## THE TASK
Output the material below unchanged, apart from leaving out the pictures.
======== TASK MATERIAL ========
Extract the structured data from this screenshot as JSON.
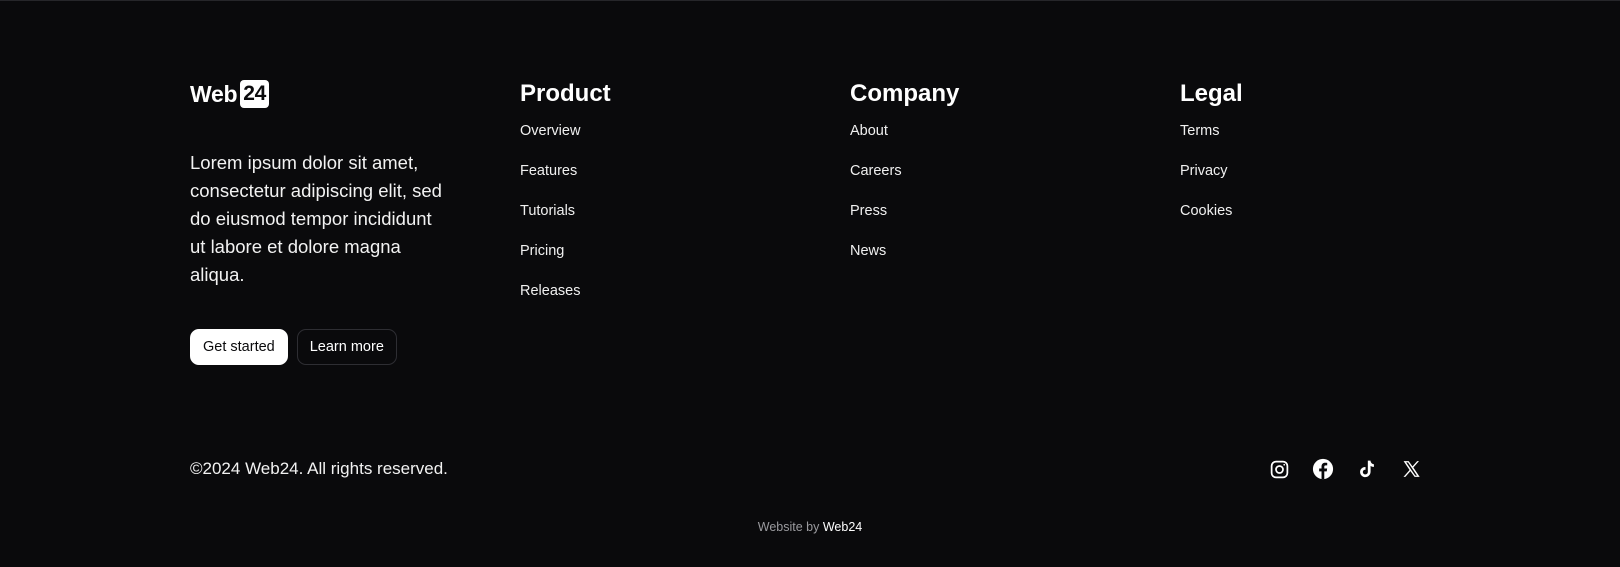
{
  "brand": {
    "name": "Web",
    "badge": "24"
  },
  "blurb": "Lorem ipsum dolor sit amet, consectetur adipiscing elit, sed do eiusmod tempor incididunt ut labore et dolore magna aliqua.",
  "buttons": {
    "primary_label": "Get started",
    "secondary_label": "Learn more"
  },
  "columns": [
    {
      "title": "Product",
      "links": [
        "Overview",
        "Features",
        "Tutorials",
        "Pricing",
        "Releases"
      ]
    },
    {
      "title": "Company",
      "links": [
        "About",
        "Careers",
        "Press",
        "News"
      ]
    },
    {
      "title": "Legal",
      "links": [
        "Terms",
        "Privacy",
        "Cookies"
      ]
    }
  ],
  "copyright": "©2024 Web24. All rights reserved.",
  "socials": [
    {
      "icon": "instagram-icon"
    },
    {
      "icon": "facebook-icon"
    },
    {
      "icon": "tiktok-icon"
    },
    {
      "icon": "x-icon"
    }
  ],
  "credit": {
    "prefix": "Website by",
    "name": "Web24"
  },
  "colors": {
    "background": "#0a0a0c",
    "text": "#ffffff",
    "muted": "#9a9a9e"
  }
}
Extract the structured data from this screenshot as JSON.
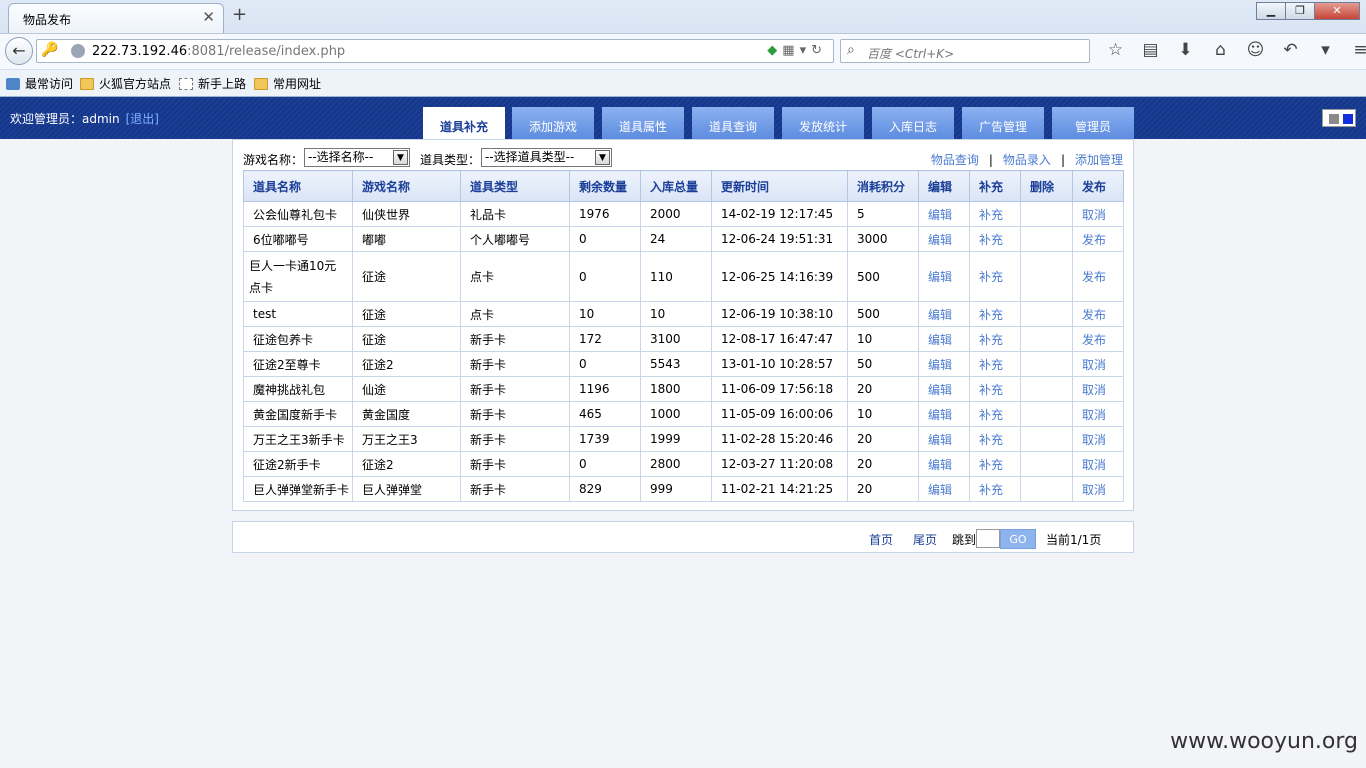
========
## ANSWER
Extract the structured data from this screenshot as JSON.
{
  "brand": {
    "name": "Web",
    "badge": "24"
  },
  "blurb": "Lorem ipsum dolor sit amet, consectetur adipiscing elit, sed do eiusmod tempor incididunt ut labore et dolore magna aliqua.",
  "buttons": {
    "primary_label": "Get started",
    "secondary_label": "Learn more"
  },
  "columns": [
    {
      "title": "Product",
      "links": [
        "Overview",
        "Features",
        "Tutorials",
        "Pricing",
        "Releases"
      ]
    },
    {
      "title": "Company",
      "links": [
        "About",
        "Careers",
        "Press",
        "News"
      ]
    },
    {
      "title": "Legal",
      "links": [
        "Terms",
        "Privacy",
        "Cookies"
      ]
    }
  ],
  "copyright": "©2024 Web24. All rights reserved.",
  "socials": [
    {
      "icon": "instagram-icon"
    },
    {
      "icon": "facebook-icon"
    },
    {
      "icon": "tiktok-icon"
    },
    {
      "icon": "x-icon"
    }
  ],
  "credit": {
    "prefix": "Website by",
    "name": "Web24"
  },
  "colors": {
    "background": "#0a0a0c",
    "text": "#ffffff",
    "muted": "#9a9a9e"
  }
}
Extract the structured data from this screenshot as JSON.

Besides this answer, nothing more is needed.